-- START AVAILABLE DATA --

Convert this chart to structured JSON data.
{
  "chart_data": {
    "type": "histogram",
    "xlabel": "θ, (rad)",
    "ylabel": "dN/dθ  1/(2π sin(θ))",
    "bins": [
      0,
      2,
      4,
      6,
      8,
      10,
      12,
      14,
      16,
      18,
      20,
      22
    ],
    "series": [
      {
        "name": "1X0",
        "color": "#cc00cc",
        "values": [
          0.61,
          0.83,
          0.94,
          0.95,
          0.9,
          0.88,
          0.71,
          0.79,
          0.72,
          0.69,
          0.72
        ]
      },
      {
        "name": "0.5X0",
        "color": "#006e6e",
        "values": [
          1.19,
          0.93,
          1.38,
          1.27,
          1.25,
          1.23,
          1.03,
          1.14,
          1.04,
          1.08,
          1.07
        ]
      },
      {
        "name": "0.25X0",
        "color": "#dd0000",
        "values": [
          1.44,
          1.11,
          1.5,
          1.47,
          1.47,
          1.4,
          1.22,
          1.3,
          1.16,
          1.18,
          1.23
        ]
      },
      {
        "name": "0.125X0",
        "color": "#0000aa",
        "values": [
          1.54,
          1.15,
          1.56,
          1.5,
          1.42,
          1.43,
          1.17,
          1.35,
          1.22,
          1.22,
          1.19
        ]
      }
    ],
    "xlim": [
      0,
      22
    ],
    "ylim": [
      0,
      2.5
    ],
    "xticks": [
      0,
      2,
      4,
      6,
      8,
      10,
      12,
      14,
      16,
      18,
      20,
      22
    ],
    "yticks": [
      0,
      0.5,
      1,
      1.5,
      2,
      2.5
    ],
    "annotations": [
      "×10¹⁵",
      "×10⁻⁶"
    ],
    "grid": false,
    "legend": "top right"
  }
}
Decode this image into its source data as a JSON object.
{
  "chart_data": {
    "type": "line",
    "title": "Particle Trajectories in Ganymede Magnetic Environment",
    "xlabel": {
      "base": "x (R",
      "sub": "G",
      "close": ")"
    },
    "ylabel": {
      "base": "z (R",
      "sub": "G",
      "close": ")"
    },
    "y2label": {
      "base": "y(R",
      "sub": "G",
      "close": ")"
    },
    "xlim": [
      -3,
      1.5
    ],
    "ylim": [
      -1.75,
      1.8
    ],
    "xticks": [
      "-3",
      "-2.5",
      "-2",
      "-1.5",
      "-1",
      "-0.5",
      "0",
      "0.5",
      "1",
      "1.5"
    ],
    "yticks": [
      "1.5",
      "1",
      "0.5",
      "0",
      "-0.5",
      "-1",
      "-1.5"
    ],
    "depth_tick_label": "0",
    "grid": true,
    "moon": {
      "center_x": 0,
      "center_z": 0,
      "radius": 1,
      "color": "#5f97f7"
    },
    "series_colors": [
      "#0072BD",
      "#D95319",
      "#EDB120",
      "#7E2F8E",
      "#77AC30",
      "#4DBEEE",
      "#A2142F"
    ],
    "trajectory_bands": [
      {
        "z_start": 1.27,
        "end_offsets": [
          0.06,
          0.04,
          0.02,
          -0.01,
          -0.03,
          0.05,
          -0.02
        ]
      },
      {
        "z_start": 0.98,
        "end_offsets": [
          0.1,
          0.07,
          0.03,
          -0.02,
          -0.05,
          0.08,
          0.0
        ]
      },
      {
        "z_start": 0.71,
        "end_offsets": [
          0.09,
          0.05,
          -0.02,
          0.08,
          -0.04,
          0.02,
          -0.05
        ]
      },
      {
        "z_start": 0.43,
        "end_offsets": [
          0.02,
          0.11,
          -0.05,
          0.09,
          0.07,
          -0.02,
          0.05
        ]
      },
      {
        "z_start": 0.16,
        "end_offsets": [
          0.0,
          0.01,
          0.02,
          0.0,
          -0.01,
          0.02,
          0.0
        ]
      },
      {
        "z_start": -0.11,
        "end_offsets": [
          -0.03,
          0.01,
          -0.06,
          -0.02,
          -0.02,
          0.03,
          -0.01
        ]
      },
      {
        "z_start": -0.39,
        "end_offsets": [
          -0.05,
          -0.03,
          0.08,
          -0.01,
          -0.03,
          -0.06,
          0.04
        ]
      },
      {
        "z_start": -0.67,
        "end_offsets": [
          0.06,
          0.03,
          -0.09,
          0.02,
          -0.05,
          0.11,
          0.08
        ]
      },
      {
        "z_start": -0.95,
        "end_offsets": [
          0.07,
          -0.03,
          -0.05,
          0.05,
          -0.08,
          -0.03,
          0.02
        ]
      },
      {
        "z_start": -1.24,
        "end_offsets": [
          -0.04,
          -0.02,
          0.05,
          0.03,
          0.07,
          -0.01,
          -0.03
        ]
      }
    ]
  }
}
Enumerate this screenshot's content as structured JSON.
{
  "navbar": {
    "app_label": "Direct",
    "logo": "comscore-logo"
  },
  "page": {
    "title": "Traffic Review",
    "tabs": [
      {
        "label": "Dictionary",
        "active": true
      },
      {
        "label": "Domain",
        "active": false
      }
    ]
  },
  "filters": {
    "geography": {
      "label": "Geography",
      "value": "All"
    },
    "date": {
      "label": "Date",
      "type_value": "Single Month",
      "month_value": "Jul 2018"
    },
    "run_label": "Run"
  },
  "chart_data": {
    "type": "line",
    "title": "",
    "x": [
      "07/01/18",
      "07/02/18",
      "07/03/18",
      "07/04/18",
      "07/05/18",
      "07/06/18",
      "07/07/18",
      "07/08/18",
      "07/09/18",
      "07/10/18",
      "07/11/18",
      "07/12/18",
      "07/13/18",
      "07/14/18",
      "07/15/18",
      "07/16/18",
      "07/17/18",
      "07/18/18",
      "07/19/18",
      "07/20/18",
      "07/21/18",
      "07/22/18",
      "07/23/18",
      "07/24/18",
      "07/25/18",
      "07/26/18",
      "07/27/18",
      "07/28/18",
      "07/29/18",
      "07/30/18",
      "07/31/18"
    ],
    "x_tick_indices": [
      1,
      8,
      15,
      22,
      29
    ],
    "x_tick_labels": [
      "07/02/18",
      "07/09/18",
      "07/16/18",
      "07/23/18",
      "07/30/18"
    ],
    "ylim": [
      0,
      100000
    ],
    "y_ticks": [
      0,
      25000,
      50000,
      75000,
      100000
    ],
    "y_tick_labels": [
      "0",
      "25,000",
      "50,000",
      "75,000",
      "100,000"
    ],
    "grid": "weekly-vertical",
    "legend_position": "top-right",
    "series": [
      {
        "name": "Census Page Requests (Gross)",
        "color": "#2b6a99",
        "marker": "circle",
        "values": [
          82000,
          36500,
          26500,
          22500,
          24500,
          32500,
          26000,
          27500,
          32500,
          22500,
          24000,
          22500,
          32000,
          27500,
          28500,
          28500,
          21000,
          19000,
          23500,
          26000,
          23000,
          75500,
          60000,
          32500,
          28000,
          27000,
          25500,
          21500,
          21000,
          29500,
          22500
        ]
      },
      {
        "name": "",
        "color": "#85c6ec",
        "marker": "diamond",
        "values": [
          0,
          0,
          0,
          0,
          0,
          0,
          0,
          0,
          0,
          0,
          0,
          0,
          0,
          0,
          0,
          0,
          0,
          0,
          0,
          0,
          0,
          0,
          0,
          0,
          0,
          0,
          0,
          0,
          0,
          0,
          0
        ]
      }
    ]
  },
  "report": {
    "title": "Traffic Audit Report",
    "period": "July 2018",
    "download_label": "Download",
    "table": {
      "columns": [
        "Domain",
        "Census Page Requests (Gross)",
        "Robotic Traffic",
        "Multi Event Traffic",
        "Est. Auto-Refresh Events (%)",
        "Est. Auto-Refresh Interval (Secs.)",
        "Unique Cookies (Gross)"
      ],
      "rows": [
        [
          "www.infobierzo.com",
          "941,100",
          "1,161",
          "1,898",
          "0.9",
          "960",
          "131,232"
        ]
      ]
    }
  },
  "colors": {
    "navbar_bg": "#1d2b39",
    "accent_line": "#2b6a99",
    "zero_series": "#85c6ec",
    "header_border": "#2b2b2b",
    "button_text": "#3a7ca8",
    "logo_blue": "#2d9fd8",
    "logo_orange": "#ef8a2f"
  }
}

-- END AVAILABLE DATA --

_WHAT TO PRODUCE_: Among the records above, find each line holding the string "Requests" and pull it out.

_SOLUTION FOR THIS TASK_:
        "name": "Census Page Requests (Gross)",
        "Census Page Requests (Gross)",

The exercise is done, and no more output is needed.